**INPUT MATERIAL:**
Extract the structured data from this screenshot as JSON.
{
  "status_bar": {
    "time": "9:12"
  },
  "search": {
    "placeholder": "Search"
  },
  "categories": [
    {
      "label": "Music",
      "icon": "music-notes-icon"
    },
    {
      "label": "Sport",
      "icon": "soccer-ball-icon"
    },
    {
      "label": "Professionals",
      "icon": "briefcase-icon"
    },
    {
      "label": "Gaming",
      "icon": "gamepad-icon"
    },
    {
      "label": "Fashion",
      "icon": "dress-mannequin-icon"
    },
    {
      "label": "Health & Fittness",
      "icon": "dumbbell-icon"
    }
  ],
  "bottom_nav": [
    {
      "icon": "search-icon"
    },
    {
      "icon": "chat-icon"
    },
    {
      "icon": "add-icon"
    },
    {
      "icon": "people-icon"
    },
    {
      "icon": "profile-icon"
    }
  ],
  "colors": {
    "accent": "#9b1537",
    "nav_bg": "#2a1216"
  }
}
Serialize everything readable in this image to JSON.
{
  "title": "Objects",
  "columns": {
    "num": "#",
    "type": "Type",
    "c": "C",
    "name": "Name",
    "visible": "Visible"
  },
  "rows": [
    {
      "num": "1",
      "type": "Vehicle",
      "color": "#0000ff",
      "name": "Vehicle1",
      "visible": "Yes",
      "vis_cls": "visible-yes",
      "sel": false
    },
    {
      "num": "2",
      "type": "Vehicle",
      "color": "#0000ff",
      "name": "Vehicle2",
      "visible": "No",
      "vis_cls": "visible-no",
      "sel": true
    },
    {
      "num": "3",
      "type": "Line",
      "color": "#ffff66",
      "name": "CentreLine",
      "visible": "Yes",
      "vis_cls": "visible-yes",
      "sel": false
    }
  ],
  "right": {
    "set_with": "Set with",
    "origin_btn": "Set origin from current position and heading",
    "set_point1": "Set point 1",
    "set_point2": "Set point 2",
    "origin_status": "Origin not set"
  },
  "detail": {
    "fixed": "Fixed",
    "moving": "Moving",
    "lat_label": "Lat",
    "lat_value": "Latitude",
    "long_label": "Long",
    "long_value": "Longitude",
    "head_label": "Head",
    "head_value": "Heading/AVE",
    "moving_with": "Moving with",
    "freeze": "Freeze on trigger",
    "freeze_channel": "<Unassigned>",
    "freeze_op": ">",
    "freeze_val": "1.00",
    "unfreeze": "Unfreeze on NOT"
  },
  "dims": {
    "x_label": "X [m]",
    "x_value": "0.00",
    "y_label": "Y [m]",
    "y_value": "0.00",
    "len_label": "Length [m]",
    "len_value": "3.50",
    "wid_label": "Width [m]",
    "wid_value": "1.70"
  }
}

**BRIEF:** Give the records above again, word for word.

**RESPONSE BELOW:**
Extract the structured data from this screenshot as JSON.
{
  "status_bar": {
    "time": "9:12"
  },
  "search": {
    "placeholder": "Search"
  },
  "categories": [
    {
      "label": "Music",
      "icon": "music-notes-icon"
    },
    {
      "label": "Sport",
      "icon": "soccer-ball-icon"
    },
    {
      "label": "Professionals",
      "icon": "briefcase-icon"
    },
    {
      "label": "Gaming",
      "icon": "gamepad-icon"
    },
    {
      "label": "Fashion",
      "icon": "dress-mannequin-icon"
    },
    {
      "label": "Health & Fittness",
      "icon": "dumbbell-icon"
    }
  ],
  "bottom_nav": [
    {
      "icon": "search-icon"
    },
    {
      "icon": "chat-icon"
    },
    {
      "icon": "add-icon"
    },
    {
      "icon": "people-icon"
    },
    {
      "icon": "profile-icon"
    }
  ],
  "colors": {
    "accent": "#9b1537",
    "nav_bg": "#2a1216"
  }
}
Serialize everything readable in this image to JSON.
{
  "title": "Objects",
  "columns": {
    "num": "#",
    "type": "Type",
    "c": "C",
    "name": "Name",
    "visible": "Visible"
  },
  "rows": [
    {
      "num": "1",
      "type": "Vehicle",
      "color": "#0000ff",
      "name": "Vehicle1",
      "visible": "Yes",
      "vis_cls": "visible-yes",
      "sel": false
    },
    {
      "num": "2",
      "type": "Vehicle",
      "color": "#0000ff",
      "name": "Vehicle2",
      "visible": "No",
      "vis_cls": "visible-no",
      "sel": true
    },
    {
      "num": "3",
      "type": "Line",
      "color": "#ffff66",
      "name": "CentreLine",
      "visible": "Yes",
      "vis_cls": "visible-yes",
      "sel": false
    }
  ],
  "right": {
    "set_with": "Set with",
    "origin_btn": "Set origin from current position and heading",
    "set_point1": "Set point 1",
    "set_point2": "Set point 2",
    "origin_status": "Origin not set"
  },
  "detail": {
    "fixed": "Fixed",
    "moving": "Moving",
    "lat_label": "Lat",
    "lat_value": "Latitude",
    "long_label": "Long",
    "long_value": "Longitude",
    "head_label": "Head",
    "head_value": "Heading/AVE",
    "moving_with": "Moving with",
    "freeze": "Freeze on trigger",
    "freeze_channel": "<Unassigned>",
    "freeze_op": ">",
    "freeze_val": "1.00",
    "unfreeze": "Unfreeze on NOT"
  },
  "dims": {
    "x_label": "X [m]",
    "x_value": "0.00",
    "y_label": "Y [m]",
    "y_value": "0.00",
    "len_label": "Length [m]",
    "len_value": "3.50",
    "wid_label": "Width [m]",
    "wid_value": "1.70"
  }
}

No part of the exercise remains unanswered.